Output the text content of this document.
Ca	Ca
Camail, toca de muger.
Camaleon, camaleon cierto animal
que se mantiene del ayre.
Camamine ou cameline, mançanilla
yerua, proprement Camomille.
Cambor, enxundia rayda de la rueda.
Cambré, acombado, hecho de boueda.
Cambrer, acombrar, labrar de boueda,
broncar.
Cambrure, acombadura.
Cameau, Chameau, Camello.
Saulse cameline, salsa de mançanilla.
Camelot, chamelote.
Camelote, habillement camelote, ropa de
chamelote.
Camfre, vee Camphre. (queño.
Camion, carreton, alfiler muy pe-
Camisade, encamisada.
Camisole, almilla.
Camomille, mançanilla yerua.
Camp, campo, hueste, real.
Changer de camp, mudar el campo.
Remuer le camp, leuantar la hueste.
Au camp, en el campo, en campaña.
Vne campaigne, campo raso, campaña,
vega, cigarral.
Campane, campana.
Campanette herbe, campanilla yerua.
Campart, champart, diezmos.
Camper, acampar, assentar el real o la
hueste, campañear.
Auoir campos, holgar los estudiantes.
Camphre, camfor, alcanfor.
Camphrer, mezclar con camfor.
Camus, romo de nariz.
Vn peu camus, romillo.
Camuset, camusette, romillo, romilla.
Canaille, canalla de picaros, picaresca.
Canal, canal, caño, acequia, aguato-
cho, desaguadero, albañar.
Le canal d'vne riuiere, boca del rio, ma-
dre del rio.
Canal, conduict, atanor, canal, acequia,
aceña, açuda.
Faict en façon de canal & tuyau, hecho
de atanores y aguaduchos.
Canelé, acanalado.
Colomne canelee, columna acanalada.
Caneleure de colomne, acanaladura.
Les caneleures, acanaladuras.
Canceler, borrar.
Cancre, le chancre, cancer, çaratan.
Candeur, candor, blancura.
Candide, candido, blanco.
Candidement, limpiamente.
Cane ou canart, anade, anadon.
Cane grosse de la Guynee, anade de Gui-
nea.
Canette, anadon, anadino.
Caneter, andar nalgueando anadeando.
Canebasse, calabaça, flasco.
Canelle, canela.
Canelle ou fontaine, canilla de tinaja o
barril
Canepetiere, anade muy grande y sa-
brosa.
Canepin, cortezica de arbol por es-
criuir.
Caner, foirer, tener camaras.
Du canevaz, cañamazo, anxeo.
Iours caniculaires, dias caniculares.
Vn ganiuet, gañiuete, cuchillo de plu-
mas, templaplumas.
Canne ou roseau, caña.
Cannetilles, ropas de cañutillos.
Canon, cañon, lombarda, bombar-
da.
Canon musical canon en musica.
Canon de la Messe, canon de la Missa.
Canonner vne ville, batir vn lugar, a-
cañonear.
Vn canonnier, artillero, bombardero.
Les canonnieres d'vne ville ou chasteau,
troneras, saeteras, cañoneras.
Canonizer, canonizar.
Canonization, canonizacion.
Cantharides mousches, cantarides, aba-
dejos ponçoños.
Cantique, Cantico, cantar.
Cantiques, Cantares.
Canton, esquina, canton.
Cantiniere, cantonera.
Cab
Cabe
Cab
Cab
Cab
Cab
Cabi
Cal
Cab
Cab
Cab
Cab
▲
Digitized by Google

▬▬▬▬▬▬

* Exercise description
Give only the number of lines in the data that hold the word "mançanilla".

* Answer for the task
3